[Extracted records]
§
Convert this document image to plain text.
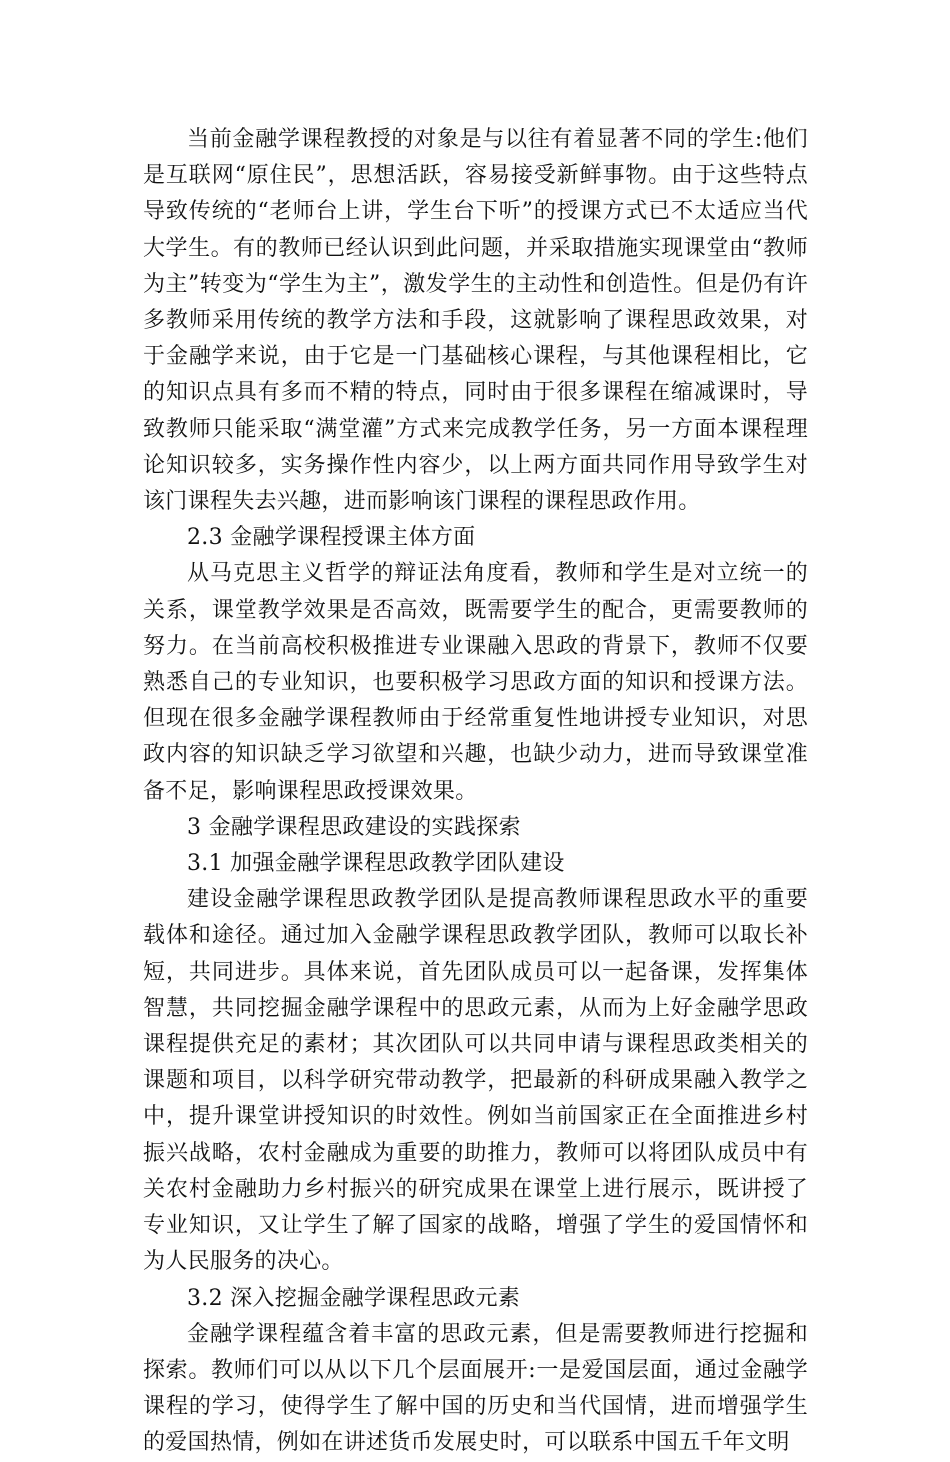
当前金融学课程教授的对象是与以往有着显著不同的学生:他们是互联网“原住民”，思想活跃，容易接受新鲜事物。由于这些特点导致传统的“老师台上讲，学生台下听”的授课方式已不太适应当代大学生。有的教师已经认识到此问题，并采取措施实现课堂由“教师为主”转变为“学生为主”，激发学生的主动性和创造性。但是仍有许多教师采用传统的教学方法和手段，这就影响了课程思政效果，对于金融学来说，由于它是一门基础核心课程，与其他课程相比，它的知识点具有多而不精的特点，同时由于很多课程在缩减课时，导致教师只能采取“满堂灌”方式来完成教学任务，另一方面本课程理论知识较多，实务操作性内容少，以上两方面共同作用导致学生对该门课程失去兴趣，进而影响该门课程的课程思政作用。

2.3 金融学课程授课主体方面

从马克思主义哲学的辩证法角度看，教师和学生是对立统一的关系，课堂教学效果是否高效，既需要学生的配合，更需要教师的努力。在当前高校积极推进专业课融入思政的背景下，教师不仅要熟悉自己的专业知识，也要积极学习思政方面的知识和授课方法。但现在很多金融学课程教师由于经常重复性地讲授专业知识，对思政内容的知识缺乏学习欲望和兴趣，也缺少动力，进而导致课堂准备不足，影响课程思政授课效果。

3 金融学课程思政建设的实践探索

3.1 加强金融学课程思政教学团队建设

建设金融学课程思政教学团队是提高教师课程思政水平的重要载体和途径。通过加入金融学课程思政教学团队，教师可以取长补短，共同进步。具体来说，首先团队成员可以一起备课，发挥集体智慧，共同挖掘金融学课程中的思政元素，从而为上好金融学思政课程提供充足的素材；其次团队可以共同申请与课程思政类相关的课题和项目，以科学研究带动教学，把最新的科研成果融入教学之中，提升课堂讲授知识的时效性。例如当前国家正在全面推进乡村振兴战略，农村金融成为重要的助推力，教师可以将团队成员中有关农村金融助力乡村振兴的研究成果在课堂上进行展示，既讲授了专业知识，又让学生了解了国家的战略，增强了学生的爱国情怀和为人民服务的决心。

3.2 深入挖掘金融学课程思政元素

金融学课程蕴含着丰富的思政元素，但是需要教师进行挖掘和探索。教师们可以从以下几个层面展开:一是爱国层面，通过金融学课程的学习，使得学生了解中国的历史和当代国情，进而增强学生的爱国热情，例如在讲述货币发展史时，可以联系中国五千年文明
§
### Given problem
Transcribe the listing in full. Omit the pictures and keep every line exact.

### Task solution
Convert this document image to plain text.
当前金融学课程教授的对象是与以往有着显著不同的学生:他们是互联网“原住民”，思想活跃，容易接受新鲜事物。由于这些特点导致传统的“老师台上讲，学生台下听”的授课方式已不太适应当代大学生。有的教师已经认识到此问题，并采取措施实现课堂由“教师为主”转变为“学生为主”，激发学生的主动性和创造性。但是仍有许多教师采用传统的教学方法和手段，这就影响了课程思政效果，对于金融学来说，由于它是一门基础核心课程，与其他课程相比，它的知识点具有多而不精的特点，同时由于很多课程在缩减课时，导致教师只能采取“满堂灌”方式来完成教学任务，另一方面本课程理论知识较多，实务操作性内容少，以上两方面共同作用导致学生对该门课程失去兴趣，进而影响该门课程的课程思政作用。

2.3 金融学课程授课主体方面

从马克思主义哲学的辩证法角度看，教师和学生是对立统一的关系，课堂教学效果是否高效，既需要学生的配合，更需要教师的努力。在当前高校积极推进专业课融入思政的背景下，教师不仅要熟悉自己的专业知识，也要积极学习思政方面的知识和授课方法。但现在很多金融学课程教师由于经常重复性地讲授专业知识，对思政内容的知识缺乏学习欲望和兴趣，也缺少动力，进而导致课堂准备不足，影响课程思政授课效果。

3 金融学课程思政建设的实践探索

3.1 加强金融学课程思政教学团队建设

建设金融学课程思政教学团队是提高教师课程思政水平的重要载体和途径。通过加入金融学课程思政教学团队，教师可以取长补短，共同进步。具体来说，首先团队成员可以一起备课，发挥集体智慧，共同挖掘金融学课程中的思政元素，从而为上好金融学思政课程提供充足的素材；其次团队可以共同申请与课程思政类相关的课题和项目，以科学研究带动教学，把最新的科研成果融入教学之中，提升课堂讲授知识的时效性。例如当前国家正在全面推进乡村振兴战略，农村金融成为重要的助推力，教师可以将团队成员中有关农村金融助力乡村振兴的研究成果在课堂上进行展示，既讲授了专业知识，又让学生了解了国家的战略，增强了学生的爱国情怀和为人民服务的决心。

3.2 深入挖掘金融学课程思政元素

金融学课程蕴含着丰富的思政元素，但是需要教师进行挖掘和探索。教师们可以从以下几个层面展开:一是爱国层面，通过金融学课程的学习，使得学生了解中国的历史和当代国情，进而增强学生的爱国热情，例如在讲述货币发展史时，可以联系中国五千年文明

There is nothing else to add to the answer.